» **The problem**:
What are the lines from the one with "What's the underlying" through the one with "Output a JSON", inclusive? Output them exactly, and leave out the pictures.

» **Records for the exercise**:
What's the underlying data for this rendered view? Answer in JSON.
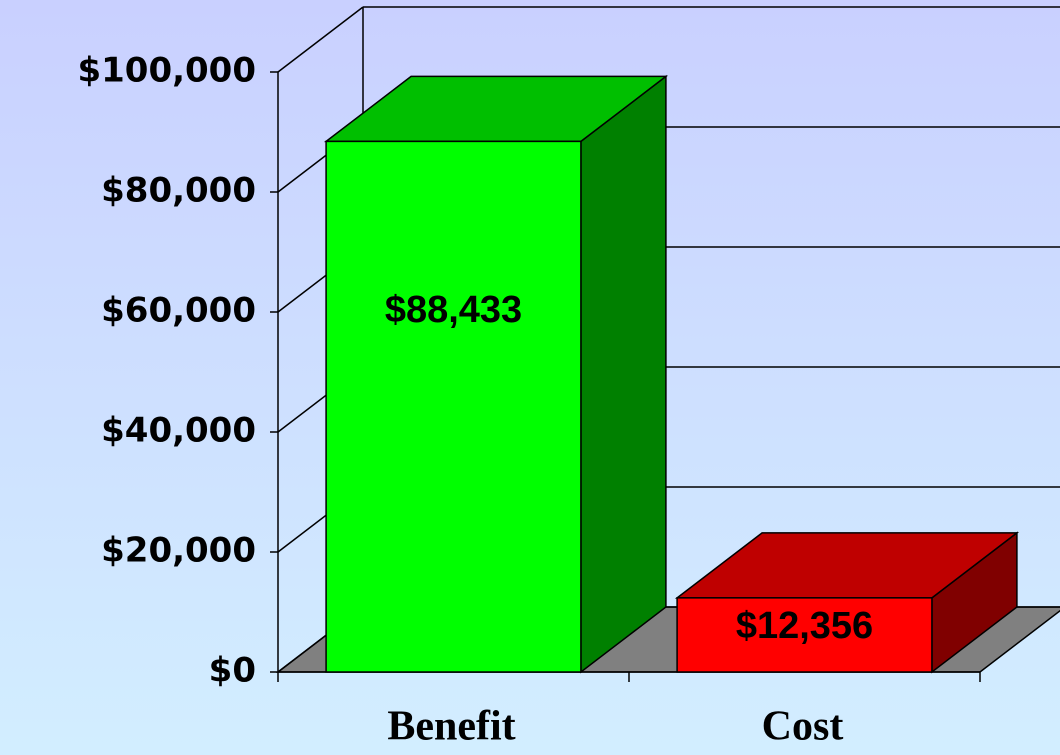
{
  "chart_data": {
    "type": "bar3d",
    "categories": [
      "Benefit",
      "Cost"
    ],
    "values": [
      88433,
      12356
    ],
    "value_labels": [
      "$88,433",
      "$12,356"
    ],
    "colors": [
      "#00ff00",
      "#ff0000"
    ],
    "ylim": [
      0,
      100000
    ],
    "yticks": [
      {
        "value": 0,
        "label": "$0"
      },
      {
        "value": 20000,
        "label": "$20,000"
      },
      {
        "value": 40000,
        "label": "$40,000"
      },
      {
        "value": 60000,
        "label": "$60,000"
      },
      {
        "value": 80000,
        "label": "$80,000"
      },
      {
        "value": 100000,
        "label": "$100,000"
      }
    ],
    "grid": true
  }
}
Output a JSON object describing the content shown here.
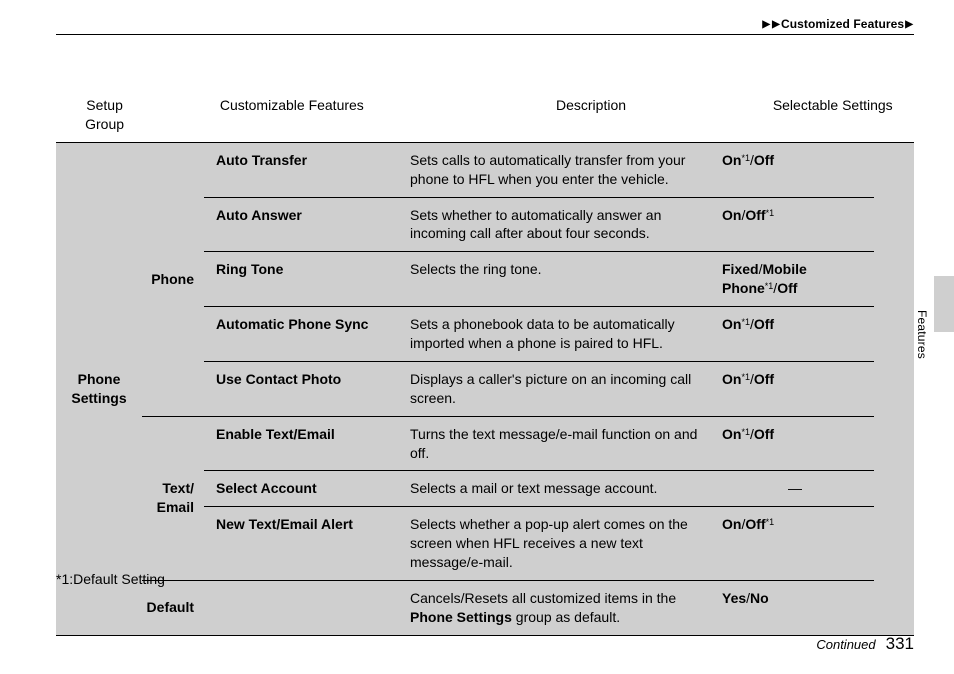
* * *
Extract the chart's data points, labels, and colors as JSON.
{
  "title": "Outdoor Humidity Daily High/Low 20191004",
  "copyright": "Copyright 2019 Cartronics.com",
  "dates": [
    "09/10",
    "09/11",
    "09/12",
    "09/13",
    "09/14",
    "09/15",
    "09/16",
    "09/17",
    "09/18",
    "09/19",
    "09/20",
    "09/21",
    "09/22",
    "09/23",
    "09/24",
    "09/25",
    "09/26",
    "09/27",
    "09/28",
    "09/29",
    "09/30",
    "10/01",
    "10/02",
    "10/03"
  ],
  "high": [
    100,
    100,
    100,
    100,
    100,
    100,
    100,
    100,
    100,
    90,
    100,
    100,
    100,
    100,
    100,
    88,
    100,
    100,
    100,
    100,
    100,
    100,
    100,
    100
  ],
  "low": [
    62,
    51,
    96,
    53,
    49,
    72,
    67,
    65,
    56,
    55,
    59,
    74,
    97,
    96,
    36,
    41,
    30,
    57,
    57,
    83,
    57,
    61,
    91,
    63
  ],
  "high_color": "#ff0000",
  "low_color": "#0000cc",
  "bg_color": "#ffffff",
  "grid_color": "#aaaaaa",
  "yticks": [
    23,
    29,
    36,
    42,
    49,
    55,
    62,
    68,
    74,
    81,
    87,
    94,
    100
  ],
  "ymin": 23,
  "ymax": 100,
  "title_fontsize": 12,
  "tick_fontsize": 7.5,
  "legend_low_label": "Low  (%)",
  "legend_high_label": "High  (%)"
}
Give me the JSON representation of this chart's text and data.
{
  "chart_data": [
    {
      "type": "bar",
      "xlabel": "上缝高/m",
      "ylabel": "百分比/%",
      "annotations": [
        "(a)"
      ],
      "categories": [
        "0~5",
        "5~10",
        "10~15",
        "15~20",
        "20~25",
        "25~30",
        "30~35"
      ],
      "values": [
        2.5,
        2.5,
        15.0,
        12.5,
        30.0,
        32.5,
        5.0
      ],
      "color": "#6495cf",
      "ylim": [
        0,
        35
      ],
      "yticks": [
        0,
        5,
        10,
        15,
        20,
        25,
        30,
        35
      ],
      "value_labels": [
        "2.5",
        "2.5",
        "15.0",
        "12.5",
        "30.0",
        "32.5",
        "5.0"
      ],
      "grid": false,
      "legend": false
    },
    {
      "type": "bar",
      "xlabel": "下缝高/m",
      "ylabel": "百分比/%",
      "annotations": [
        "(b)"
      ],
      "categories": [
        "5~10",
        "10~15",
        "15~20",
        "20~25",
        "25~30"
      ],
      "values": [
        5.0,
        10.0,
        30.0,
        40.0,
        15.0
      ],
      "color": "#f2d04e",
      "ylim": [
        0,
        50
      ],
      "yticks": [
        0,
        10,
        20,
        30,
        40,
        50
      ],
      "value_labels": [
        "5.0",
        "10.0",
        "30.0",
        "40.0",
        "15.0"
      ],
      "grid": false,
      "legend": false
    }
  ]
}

» **Result below**:
What's the underlying data for this rendered view? Answer in JSON.
{
  "chart_data": {
    "type": "bar3d",
    "categories": [
      "Benefit",
      "Cost"
    ],
    "values": [
      88433,
      12356
    ],
    "value_labels": [
      "$88,433",
      "$12,356"
    ],
    "colors": [
      "#00ff00",
      "#ff0000"
    ],
    "ylim": [
      0,
      100000
    ],
    "yticks": [
      {
        "value": 0,
        "label": "$0"
      },
      {
        "value": 20000,
        "label": "$20,000"
      },
      {
        "value": 40000,
        "label": "$40,000"
      },
      {
        "value": 60000,
        "label": "$60,000"
      },
      {
        "value": 80000,
        "label": "$80,000"
      },
      {
        "value": 100000,
        "label": "$100,000"
      }
    ],
    "grid": true
  }
}
Output a JSON object describing the content shown here.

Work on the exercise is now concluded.